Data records
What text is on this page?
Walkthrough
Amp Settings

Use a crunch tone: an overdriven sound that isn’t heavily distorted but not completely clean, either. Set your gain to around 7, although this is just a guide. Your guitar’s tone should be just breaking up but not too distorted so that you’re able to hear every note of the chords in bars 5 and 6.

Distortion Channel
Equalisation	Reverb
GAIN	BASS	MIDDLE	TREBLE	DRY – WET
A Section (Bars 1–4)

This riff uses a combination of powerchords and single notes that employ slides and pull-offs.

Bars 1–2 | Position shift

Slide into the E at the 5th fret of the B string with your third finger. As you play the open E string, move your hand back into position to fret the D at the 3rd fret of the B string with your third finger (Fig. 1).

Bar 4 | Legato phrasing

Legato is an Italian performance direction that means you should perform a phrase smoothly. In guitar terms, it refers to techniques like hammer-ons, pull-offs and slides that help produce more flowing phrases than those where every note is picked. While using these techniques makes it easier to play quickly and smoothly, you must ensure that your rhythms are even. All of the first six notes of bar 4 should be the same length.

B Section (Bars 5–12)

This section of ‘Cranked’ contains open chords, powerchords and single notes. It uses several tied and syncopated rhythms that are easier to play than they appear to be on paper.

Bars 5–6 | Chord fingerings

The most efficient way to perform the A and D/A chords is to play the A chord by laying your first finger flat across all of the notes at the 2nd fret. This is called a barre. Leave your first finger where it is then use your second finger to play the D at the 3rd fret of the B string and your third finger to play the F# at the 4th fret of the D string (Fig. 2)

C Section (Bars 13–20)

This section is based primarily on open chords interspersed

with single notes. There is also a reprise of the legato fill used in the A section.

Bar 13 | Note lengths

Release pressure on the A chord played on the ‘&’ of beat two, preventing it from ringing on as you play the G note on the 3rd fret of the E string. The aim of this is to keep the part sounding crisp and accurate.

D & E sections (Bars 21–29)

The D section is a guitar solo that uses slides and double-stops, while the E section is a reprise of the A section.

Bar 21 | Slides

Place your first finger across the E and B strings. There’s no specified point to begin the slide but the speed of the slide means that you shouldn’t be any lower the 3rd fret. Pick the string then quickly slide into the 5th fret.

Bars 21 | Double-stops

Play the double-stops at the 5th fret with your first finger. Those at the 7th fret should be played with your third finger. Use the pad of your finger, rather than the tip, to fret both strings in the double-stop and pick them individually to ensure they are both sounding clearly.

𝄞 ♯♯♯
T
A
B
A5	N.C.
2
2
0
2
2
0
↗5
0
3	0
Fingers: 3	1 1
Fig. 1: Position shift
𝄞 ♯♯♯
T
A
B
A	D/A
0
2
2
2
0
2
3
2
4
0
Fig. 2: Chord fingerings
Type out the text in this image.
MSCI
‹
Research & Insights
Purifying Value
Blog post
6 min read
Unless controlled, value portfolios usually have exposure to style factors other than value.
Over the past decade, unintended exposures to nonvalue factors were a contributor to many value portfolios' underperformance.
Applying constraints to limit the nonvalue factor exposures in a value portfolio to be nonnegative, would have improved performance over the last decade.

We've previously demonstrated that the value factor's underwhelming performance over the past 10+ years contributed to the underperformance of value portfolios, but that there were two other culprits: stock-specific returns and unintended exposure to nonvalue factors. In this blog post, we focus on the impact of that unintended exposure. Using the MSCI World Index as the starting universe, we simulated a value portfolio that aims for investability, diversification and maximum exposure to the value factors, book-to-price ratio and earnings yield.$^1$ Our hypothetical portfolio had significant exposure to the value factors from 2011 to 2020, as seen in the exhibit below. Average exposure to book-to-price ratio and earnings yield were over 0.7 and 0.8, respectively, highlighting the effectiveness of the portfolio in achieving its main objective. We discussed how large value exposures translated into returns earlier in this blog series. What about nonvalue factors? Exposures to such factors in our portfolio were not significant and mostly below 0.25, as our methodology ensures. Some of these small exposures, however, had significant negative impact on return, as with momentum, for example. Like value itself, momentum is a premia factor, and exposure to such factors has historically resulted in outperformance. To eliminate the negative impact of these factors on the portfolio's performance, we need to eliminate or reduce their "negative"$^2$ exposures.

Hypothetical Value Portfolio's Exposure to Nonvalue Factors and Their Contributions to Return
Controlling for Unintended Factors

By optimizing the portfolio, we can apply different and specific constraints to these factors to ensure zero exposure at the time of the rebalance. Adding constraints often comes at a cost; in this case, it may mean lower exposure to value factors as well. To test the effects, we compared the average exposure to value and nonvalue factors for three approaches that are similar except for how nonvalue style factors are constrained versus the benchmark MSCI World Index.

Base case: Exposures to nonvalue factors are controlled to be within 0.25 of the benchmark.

_EXERCISE REQUIREMENTS_
Each entry is to be returned in full, character for character.

_WRITTEN SOLUTION_
What text is on this page?
Walkthrough
Amp Settings

Use a crunch tone: an overdriven sound that isn’t heavily distorted but not completely clean, either. Set your gain to around 7, although this is just a guide. Your guitar’s tone should be just breaking up but not too distorted so that you’re able to hear every note of the chords in bars 5 and 6.

Distortion Channel
Equalisation	Reverb
GAIN	BASS	MIDDLE	TREBLE	DRY – WET
A Section (Bars 1–4)

This riff uses a combination of powerchords and single notes that employ slides and pull-offs.

Bars 1–2 | Position shift

Slide into the E at the 5th fret of the B string with your third finger. As you play the open E string, move your hand back into position to fret the D at the 3rd fret of the B string with your third finger (Fig. 1).

Bar 4 | Legato phrasing

Legato is an Italian performance direction that means you should perform a phrase smoothly. In guitar terms, it refers to techniques like hammer-ons, pull-offs and slides that help produce more flowing phrases than those where every note is picked. While using these techniques makes it easier to play quickly and smoothly, you must ensure that your rhythms are even. All of the first six notes of bar 4 should be the same length.

B Section (Bars 5–12)

This section of ‘Cranked’ contains open chords, powerchords and single notes. It uses several tied and syncopated rhythms that are easier to play than they appear to be on paper.

Bars 5–6 | Chord fingerings

The most efficient way to perform the A and D/A chords is to play the A chord by laying your first finger flat across all of the notes at the 2nd fret. This is called a barre. Leave your first finger where it is then use your second finger to play the D at the 3rd fret of the B string and your third finger to play the F# at the 4th fret of the D string (Fig. 2)

C Section (Bars 13–20)

This section is based primarily on open chords interspersed

with single notes. There is also a reprise of the legato fill used in the A section.

Bar 13 | Note lengths

Release pressure on the A chord played on the ‘&’ of beat two, preventing it from ringing on as you play the G note on the 3rd fret of the E string. The aim of this is to keep the part sounding crisp and accurate.

D & E sections (Bars 21–29)

The D section is a guitar solo that uses slides and double-stops, while the E section is a reprise of the A section.

Bar 21 | Slides

Place your first finger across the E and B strings. There’s no specified point to begin the slide but the speed of the slide means that you shouldn’t be any lower the 3rd fret. Pick the string then quickly slide into the 5th fret.

Bars 21 | Double-stops

Play the double-stops at the 5th fret with your first finger. Those at the 7th fret should be played with your third finger. Use the pad of your finger, rather than the tip, to fret both strings in the double-stop and pick them individually to ensure they are both sounding clearly.

𝄞 ♯♯♯
T
A
B
A5	N.C.
2
2
0
2
2
0
↗5
0
3	0
Fingers: 3	1 1
Fig. 1: Position shift
𝄞 ♯♯♯
T
A
B
A	D/A
0
2
2
2
0
2
3
2
4
0
Fig. 2: Chord fingerings
Type out the text in this image.
MSCI
‹
Research & Insights
Purifying Value
Blog post
6 min read
Unless controlled, value portfolios usually have exposure to style factors other than value.
Over the past decade, unintended exposures to nonvalue factors were a contributor to many value portfolios' underperformance.
Applying constraints to limit the nonvalue factor exposures in a value portfolio to be nonnegative, would have improved performance over the last decade.

We've previously demonstrated that the value factor's underwhelming performance over the past 10+ years contributed to the underperformance of value portfolios, but that there were two other culprits: stock-specific returns and unintended exposure to nonvalue factors. In this blog post, we focus on the impact of that unintended exposure. Using the MSCI World Index as the starting universe, we simulated a value portfolio that aims for investability, diversification and maximum exposure to the value factors, book-to-price ratio and earnings yield.$^1$ Our hypothetical portfolio had significant exposure to the value factors from 2011 to 2020, as seen in the exhibit below. Average exposure to book-to-price ratio and earnings yield were over 0.7 and 0.8, respectively, highlighting the effectiveness of the portfolio in achieving its main objective. We discussed how large value exposures translated into returns earlier in this blog series. What about nonvalue factors? Exposures to such factors in our portfolio were not significant and mostly below 0.25, as our methodology ensures. Some of these small exposures, however, had significant negative impact on return, as with momentum, for example. Like value itself, momentum is a premia factor, and exposure to such factors has historically resulted in outperformance. To eliminate the negative impact of these factors on the portfolio's performance, we need to eliminate or reduce their "negative"$^2$ exposures.

Hypothetical Value Portfolio's Exposure to Nonvalue Factors and Their Contributions to Return
Controlling for Unintended Factors

By optimizing the portfolio, we can apply different and specific constraints to these factors to ensure zero exposure at the time of the rebalance. Adding constraints often comes at a cost; in this case, it may mean lower exposure to value factors as well. To test the effects, we compared the average exposure to value and nonvalue factors for three approaches that are similar except for how nonvalue style factors are constrained versus the benchmark MSCI World Index.

Base case: Exposures to nonvalue factors are controlled to be within 0.25 of the benchmark.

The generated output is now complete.